(Records with spatial annotations)
# # # #
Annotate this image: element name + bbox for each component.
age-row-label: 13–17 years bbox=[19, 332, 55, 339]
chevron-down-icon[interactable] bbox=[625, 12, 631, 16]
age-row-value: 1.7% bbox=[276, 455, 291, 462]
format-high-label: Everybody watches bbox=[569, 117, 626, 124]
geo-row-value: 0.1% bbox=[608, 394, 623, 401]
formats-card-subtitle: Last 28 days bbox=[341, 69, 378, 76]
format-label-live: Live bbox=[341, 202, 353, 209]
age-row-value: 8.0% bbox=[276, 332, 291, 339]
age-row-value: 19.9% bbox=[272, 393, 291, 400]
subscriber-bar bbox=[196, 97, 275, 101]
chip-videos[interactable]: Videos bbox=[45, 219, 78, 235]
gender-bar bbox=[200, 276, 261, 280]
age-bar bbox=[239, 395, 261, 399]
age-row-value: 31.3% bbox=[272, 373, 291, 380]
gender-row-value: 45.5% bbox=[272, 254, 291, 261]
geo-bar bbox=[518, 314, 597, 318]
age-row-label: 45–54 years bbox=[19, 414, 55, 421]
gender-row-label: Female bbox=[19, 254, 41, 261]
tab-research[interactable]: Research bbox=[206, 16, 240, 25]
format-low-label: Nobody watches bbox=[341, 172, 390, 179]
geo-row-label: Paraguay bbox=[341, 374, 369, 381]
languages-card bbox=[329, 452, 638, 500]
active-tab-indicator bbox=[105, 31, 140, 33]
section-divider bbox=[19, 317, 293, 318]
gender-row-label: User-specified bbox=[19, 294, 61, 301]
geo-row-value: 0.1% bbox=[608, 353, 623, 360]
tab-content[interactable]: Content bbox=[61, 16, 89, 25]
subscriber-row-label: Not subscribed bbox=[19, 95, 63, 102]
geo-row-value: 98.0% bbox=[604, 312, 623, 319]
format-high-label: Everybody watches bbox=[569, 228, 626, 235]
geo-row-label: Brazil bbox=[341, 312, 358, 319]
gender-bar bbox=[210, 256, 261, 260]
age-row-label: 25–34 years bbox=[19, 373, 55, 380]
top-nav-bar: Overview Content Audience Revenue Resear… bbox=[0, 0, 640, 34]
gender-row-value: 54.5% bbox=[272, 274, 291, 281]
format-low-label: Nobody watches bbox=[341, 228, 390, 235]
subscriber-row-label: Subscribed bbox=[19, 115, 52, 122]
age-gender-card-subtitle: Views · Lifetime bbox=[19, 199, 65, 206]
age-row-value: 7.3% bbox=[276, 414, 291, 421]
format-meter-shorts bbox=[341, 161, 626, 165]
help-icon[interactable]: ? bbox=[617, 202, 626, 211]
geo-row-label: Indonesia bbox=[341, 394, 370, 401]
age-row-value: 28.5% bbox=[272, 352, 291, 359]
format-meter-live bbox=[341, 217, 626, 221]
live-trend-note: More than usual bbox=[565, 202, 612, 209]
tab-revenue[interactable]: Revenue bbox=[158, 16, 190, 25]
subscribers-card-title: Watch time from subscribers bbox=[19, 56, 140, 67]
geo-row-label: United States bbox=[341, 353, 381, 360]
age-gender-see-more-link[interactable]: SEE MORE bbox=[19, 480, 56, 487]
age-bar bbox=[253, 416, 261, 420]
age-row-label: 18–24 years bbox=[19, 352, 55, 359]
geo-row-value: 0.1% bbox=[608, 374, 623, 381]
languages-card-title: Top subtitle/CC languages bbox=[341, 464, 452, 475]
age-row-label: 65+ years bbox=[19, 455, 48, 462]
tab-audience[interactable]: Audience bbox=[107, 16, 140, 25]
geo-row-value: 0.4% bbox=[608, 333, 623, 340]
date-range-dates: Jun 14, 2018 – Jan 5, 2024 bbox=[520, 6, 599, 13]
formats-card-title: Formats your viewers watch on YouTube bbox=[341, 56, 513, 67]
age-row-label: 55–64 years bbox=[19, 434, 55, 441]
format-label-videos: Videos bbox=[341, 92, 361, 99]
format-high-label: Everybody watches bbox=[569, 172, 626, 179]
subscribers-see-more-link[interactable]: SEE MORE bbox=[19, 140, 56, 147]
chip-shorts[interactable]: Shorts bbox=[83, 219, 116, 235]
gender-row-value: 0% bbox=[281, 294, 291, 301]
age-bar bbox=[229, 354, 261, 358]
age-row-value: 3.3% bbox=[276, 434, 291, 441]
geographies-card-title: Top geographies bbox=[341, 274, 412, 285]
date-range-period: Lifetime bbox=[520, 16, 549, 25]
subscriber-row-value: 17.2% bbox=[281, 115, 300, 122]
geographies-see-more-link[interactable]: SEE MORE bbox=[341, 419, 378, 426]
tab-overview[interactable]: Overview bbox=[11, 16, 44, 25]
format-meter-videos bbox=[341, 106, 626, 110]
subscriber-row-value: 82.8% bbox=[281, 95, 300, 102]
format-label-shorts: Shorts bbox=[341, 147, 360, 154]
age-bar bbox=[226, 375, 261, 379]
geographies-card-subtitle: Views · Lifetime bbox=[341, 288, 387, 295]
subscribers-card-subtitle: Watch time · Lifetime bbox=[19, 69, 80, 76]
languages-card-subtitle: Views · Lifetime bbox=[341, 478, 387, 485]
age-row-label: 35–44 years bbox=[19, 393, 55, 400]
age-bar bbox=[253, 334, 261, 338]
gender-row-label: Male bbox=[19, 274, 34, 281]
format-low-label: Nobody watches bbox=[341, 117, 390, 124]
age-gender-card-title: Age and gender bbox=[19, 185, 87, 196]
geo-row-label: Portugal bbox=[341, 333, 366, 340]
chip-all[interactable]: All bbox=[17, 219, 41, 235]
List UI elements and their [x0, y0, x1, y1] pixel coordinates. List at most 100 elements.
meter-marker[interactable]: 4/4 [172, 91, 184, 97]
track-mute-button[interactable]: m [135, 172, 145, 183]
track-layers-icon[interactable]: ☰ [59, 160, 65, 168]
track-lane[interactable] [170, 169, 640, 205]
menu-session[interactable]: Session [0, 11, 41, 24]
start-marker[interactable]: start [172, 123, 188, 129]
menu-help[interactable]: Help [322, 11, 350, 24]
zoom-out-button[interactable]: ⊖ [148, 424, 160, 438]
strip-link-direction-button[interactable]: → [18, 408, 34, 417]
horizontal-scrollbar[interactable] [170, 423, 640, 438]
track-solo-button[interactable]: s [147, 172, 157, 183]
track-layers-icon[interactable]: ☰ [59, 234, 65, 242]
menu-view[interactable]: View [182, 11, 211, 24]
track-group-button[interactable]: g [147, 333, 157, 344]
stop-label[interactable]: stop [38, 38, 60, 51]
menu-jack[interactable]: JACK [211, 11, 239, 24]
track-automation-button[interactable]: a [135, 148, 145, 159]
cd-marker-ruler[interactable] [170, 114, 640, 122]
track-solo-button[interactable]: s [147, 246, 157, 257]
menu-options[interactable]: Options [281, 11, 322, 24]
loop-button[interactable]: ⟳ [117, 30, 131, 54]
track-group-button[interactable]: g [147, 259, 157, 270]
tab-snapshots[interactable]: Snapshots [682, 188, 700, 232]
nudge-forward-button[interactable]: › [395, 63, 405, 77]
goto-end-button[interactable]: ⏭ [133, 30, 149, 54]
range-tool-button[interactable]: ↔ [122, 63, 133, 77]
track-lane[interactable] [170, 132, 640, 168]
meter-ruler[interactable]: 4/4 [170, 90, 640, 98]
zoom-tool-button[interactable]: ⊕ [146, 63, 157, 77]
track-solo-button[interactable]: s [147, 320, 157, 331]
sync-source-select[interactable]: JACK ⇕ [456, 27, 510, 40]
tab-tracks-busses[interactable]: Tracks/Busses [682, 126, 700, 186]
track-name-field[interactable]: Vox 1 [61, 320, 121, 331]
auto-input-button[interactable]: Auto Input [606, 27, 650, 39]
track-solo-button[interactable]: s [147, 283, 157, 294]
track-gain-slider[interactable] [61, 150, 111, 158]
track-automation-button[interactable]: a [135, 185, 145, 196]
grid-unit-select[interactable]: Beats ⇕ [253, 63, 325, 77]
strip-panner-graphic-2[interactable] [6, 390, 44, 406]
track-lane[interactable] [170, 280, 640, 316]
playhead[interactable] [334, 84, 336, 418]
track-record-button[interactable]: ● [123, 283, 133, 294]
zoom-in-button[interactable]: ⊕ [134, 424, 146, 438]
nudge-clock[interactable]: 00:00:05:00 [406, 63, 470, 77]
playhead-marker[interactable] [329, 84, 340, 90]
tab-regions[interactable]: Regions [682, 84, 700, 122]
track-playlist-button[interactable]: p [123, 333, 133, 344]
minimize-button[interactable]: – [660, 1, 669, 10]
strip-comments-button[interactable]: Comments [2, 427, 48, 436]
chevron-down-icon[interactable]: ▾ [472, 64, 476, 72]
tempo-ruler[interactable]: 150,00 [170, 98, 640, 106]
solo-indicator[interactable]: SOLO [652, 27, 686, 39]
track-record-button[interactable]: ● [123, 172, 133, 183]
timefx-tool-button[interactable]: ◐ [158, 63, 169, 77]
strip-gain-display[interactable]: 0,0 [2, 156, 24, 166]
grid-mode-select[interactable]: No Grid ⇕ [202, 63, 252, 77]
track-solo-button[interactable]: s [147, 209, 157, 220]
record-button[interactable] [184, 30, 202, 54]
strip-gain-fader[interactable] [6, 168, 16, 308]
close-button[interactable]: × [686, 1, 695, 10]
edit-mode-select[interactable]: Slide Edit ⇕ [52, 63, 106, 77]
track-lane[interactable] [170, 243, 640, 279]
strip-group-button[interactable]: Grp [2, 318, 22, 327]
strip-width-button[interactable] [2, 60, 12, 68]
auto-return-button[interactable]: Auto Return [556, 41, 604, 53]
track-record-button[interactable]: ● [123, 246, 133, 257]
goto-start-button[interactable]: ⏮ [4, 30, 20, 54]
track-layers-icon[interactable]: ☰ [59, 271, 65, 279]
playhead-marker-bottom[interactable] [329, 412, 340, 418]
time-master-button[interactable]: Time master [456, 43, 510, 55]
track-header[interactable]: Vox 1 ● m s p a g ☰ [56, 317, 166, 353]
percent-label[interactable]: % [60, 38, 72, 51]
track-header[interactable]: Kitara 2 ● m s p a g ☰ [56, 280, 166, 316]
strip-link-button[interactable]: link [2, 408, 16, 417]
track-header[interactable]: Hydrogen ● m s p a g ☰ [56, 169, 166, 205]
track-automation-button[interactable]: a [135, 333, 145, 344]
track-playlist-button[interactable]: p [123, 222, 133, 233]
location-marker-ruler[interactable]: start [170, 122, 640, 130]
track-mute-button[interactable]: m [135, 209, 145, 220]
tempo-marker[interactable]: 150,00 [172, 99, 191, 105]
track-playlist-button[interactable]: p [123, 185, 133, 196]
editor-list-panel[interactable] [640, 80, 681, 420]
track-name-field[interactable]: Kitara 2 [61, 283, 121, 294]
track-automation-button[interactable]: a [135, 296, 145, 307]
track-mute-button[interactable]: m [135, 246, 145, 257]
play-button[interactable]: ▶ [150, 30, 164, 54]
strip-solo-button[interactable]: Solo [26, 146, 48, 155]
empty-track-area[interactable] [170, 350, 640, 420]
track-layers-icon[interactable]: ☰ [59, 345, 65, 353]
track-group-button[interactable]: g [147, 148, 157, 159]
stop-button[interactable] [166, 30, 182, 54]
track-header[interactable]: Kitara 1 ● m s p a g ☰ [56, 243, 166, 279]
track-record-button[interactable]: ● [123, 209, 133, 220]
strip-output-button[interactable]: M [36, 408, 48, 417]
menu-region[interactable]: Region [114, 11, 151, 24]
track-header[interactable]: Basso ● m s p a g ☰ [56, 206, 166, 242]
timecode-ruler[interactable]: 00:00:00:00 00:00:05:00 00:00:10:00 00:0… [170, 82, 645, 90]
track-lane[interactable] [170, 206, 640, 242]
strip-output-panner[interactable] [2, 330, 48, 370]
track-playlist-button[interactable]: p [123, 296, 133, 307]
# # # #
REQUIREMENT:
Copy out verbatim the lines from the start of the records through the line that contains "format-label-live: Live bbox=[341, 202, 353, 209]", including that line.

FINISHED EXERCISE:
Annotate this image: element name + bbox for each component.
age-row-label: 13–17 years bbox=[19, 332, 55, 339]
chevron-down-icon[interactable] bbox=[625, 12, 631, 16]
age-row-value: 1.7% bbox=[276, 455, 291, 462]
format-high-label: Everybody watches bbox=[569, 117, 626, 124]
geo-row-value: 0.1% bbox=[608, 394, 623, 401]
formats-card-subtitle: Last 28 days bbox=[341, 69, 378, 76]
format-label-live: Live bbox=[341, 202, 353, 209]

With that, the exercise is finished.